* _PROBLEM TO WORK ON_
Copy out each line of the listing that has the word "this" in it.

━━━ EXERCISE INPUT ━━━

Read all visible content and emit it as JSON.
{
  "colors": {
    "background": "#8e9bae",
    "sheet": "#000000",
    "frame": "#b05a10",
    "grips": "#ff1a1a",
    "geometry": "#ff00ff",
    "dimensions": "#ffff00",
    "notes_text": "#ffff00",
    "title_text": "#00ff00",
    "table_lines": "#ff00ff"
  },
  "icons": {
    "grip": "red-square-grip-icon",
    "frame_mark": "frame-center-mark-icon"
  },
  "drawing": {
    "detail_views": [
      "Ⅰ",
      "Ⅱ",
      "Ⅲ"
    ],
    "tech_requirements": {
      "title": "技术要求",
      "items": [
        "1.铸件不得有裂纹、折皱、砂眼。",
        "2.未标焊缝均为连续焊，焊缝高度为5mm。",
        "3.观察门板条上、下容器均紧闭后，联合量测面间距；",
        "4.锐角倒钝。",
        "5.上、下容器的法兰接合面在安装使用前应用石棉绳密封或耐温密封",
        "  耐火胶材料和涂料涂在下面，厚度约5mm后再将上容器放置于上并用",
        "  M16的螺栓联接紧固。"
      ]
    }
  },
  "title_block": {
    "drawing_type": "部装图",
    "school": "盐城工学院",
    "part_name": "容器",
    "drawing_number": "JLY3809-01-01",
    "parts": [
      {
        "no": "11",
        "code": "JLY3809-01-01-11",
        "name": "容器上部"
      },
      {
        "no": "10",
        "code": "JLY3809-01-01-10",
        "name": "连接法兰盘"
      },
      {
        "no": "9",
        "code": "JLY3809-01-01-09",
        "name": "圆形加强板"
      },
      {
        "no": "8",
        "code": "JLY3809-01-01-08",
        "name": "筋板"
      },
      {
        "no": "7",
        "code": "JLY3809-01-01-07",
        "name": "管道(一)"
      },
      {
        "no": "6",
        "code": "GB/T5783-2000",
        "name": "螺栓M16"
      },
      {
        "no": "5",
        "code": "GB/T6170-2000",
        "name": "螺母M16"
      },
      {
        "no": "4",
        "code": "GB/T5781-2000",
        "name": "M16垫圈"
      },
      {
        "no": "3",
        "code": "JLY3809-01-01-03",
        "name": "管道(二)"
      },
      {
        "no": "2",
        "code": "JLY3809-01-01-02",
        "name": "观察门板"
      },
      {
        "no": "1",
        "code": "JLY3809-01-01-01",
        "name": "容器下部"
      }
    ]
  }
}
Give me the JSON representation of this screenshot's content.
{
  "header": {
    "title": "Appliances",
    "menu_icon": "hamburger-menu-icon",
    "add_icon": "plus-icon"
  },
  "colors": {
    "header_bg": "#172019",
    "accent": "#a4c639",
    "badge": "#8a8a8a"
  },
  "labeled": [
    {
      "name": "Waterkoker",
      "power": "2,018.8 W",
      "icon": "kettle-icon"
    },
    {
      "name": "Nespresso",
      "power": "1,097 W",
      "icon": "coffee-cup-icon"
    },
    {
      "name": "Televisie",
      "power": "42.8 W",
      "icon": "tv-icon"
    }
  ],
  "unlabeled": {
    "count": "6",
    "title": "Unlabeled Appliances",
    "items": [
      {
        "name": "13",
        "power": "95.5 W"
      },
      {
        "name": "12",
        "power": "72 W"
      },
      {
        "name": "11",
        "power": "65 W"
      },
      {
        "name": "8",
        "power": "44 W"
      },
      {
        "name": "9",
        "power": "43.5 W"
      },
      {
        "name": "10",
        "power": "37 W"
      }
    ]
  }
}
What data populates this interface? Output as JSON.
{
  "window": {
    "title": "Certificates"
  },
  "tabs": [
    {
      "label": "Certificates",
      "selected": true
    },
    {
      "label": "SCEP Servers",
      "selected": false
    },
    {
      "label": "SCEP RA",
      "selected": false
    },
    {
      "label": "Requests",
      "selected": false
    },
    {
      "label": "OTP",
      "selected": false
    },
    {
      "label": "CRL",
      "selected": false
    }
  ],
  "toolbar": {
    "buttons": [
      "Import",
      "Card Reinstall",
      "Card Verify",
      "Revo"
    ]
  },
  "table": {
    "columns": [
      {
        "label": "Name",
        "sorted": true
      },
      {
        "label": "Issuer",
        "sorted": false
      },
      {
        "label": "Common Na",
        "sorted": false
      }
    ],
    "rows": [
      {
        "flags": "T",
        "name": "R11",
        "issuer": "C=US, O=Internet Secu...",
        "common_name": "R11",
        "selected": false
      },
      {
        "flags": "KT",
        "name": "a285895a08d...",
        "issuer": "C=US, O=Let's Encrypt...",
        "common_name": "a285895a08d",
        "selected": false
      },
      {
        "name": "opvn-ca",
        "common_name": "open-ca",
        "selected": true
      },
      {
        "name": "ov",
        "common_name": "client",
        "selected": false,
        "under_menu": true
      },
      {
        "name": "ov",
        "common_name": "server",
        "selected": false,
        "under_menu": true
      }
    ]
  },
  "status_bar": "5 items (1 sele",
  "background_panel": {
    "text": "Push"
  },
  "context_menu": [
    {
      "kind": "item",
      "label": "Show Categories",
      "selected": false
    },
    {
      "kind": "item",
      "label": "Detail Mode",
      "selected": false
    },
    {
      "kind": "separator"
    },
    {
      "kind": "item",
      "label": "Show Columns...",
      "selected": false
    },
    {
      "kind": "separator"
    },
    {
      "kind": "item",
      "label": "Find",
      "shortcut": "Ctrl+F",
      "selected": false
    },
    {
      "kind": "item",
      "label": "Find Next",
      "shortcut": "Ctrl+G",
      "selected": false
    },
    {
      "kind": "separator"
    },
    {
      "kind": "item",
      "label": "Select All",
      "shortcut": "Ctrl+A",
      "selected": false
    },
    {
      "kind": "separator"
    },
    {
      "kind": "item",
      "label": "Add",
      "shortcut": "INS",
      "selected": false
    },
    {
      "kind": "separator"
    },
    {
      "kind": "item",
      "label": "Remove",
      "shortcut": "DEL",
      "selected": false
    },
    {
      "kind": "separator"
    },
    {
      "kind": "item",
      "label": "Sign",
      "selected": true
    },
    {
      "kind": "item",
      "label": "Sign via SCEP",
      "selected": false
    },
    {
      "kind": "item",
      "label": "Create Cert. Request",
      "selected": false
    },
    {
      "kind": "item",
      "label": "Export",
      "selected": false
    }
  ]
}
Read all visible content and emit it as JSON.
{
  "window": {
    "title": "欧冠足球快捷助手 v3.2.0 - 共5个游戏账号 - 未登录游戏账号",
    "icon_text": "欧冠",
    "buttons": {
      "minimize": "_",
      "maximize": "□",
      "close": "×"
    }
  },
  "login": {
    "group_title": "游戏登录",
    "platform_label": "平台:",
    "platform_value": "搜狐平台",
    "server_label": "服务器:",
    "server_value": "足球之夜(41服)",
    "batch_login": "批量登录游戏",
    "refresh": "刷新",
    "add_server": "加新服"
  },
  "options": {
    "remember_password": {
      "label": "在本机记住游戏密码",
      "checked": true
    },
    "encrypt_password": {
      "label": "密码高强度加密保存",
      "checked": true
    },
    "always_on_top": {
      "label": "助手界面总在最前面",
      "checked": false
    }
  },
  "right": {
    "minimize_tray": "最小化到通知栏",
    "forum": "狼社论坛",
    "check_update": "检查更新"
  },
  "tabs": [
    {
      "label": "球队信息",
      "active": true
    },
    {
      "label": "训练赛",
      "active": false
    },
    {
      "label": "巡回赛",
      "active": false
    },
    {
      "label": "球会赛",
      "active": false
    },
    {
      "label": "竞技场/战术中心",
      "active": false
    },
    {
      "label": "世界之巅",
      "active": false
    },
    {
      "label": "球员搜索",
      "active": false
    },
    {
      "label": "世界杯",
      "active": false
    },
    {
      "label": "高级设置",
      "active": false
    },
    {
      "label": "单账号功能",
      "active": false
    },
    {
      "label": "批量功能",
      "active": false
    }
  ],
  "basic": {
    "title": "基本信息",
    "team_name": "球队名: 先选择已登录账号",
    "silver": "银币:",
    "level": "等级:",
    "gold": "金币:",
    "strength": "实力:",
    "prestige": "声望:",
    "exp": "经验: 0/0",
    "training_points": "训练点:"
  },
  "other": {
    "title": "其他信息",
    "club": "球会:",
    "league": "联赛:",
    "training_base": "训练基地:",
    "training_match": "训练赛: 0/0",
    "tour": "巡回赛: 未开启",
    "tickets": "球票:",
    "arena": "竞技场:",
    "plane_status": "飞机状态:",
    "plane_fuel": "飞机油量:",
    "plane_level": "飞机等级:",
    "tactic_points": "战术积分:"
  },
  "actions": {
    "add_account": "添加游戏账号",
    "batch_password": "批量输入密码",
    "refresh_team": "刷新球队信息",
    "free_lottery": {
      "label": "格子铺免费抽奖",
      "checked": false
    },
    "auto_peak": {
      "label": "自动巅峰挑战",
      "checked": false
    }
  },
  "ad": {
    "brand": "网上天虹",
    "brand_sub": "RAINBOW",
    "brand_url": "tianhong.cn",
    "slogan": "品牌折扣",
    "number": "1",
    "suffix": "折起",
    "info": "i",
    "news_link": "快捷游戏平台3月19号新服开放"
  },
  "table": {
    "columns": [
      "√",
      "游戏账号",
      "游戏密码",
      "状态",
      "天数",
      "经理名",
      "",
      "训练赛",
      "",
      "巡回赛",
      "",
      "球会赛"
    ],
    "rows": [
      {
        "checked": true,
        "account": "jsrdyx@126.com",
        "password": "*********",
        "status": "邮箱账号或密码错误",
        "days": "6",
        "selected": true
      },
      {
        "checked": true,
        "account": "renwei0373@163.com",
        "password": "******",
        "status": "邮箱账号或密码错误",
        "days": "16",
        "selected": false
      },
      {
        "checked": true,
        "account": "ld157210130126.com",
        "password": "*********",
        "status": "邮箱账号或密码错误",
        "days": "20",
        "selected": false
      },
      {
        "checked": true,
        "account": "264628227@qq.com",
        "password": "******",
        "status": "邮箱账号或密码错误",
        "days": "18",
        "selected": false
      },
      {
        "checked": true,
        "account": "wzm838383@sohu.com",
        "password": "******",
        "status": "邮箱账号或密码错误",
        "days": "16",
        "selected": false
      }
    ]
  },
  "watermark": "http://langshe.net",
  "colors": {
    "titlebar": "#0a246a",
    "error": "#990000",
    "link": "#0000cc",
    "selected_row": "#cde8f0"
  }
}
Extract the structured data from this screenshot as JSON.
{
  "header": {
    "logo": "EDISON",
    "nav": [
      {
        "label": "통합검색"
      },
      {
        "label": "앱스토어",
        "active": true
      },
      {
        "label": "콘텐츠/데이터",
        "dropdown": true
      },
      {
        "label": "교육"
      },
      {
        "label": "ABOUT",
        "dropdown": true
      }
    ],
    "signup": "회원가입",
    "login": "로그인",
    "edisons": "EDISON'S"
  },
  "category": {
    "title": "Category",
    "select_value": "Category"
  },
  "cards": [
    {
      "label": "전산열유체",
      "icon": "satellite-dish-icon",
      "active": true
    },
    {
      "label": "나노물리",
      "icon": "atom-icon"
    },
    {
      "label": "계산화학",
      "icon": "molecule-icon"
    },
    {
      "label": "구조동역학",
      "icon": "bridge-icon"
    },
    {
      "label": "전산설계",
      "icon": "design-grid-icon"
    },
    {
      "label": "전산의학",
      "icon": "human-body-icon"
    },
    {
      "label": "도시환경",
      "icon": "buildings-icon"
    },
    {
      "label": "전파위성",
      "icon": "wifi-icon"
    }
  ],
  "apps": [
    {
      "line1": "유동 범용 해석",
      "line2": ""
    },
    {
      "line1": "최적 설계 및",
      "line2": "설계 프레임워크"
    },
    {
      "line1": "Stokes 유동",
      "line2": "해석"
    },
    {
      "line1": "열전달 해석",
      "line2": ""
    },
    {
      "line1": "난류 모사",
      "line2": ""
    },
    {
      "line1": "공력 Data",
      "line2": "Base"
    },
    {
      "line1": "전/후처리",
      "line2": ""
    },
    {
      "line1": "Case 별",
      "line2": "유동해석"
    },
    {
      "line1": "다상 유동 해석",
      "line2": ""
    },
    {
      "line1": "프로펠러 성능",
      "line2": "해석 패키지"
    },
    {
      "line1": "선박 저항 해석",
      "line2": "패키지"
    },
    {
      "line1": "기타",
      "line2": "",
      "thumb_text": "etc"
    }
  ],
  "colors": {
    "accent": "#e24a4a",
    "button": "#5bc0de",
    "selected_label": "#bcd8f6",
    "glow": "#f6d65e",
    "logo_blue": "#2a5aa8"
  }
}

━━━

* _ANSWER_
Give me the JSON representation of this screenshot's content.
What data populates this interface? Output as JSON.
Extract the structured data from this screenshot as JSON.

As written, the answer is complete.